● What the task requires
Find every line in the records below that holds the word "Zofingen", and copy it out.
=====
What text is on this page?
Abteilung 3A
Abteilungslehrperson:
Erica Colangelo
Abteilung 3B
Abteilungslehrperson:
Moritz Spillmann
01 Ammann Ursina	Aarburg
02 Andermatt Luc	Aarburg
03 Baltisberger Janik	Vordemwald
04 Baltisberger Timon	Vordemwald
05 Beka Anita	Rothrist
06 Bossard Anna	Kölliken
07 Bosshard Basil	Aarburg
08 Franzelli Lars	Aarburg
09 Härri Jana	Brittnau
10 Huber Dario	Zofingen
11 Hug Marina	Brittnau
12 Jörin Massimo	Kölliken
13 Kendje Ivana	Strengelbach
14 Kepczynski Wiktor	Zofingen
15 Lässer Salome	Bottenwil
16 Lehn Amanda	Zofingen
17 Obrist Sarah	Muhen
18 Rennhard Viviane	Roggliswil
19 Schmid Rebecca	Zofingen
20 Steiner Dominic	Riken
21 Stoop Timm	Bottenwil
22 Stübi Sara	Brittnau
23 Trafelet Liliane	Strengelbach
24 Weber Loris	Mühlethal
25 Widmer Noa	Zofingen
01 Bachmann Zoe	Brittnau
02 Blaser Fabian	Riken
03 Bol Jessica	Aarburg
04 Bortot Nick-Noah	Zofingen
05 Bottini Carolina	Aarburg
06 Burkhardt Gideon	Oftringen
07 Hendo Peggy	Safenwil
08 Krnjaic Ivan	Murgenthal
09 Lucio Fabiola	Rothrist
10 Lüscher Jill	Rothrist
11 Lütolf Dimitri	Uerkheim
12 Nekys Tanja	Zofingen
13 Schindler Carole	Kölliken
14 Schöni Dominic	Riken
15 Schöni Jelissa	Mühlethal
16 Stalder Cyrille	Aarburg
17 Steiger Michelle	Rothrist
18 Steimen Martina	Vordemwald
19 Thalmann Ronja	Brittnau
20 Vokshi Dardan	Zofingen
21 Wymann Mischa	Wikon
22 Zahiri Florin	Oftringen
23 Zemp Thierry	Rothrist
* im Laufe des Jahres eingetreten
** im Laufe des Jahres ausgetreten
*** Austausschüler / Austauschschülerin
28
=====
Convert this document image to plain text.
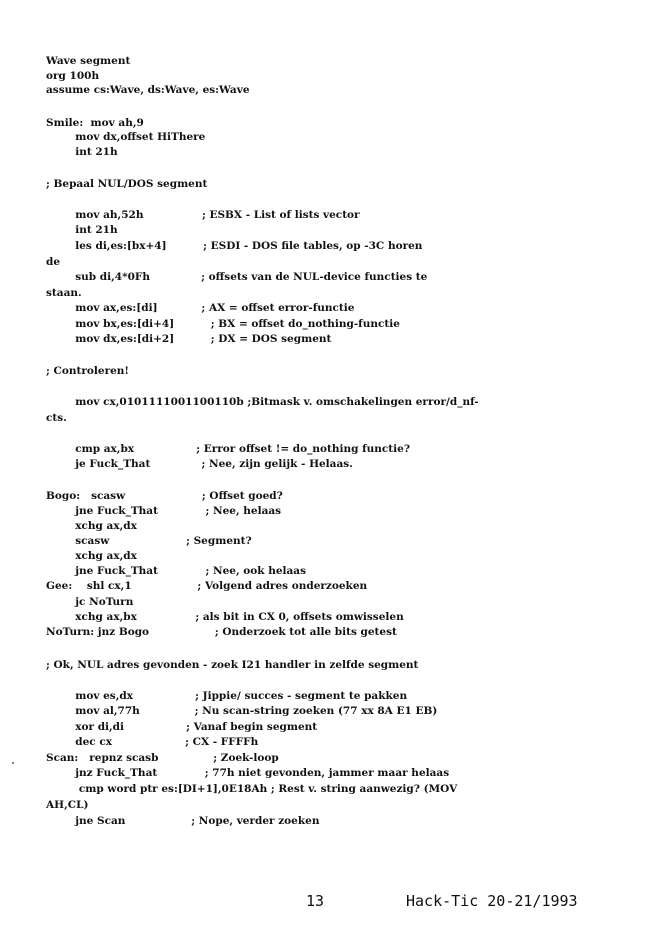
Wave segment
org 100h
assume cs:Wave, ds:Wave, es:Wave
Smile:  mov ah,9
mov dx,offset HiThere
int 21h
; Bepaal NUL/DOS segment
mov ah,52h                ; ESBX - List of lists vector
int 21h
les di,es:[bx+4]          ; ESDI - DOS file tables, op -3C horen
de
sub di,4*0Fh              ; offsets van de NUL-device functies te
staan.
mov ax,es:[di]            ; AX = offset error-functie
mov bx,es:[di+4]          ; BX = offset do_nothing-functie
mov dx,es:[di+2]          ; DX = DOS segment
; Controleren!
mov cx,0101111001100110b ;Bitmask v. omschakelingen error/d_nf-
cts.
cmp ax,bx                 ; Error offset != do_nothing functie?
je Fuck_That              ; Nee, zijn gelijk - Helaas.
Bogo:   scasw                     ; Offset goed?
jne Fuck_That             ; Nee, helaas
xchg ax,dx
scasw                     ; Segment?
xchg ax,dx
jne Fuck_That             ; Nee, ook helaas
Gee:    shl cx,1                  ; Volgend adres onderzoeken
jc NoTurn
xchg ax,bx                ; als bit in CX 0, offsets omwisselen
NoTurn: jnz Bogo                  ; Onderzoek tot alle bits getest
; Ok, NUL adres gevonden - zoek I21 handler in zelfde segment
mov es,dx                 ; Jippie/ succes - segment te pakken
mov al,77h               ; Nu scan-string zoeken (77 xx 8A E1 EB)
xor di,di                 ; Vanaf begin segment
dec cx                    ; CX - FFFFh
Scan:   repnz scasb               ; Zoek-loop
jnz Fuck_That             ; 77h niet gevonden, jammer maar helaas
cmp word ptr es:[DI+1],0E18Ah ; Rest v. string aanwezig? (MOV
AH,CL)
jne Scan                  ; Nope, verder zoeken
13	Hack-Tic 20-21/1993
=====
● Output below
10 Huber Dario	Zofingen
14 Kepczynski Wiktor	Zofingen
16 Lehn Amanda	Zofingen
19 Schmid Rebecca	Zofingen
25 Widmer Noa	Zofingen
04 Bortot Nick-Noah	Zofingen
12 Nekys Tanja	Zofingen
20 Vokshi Dardan	Zofingen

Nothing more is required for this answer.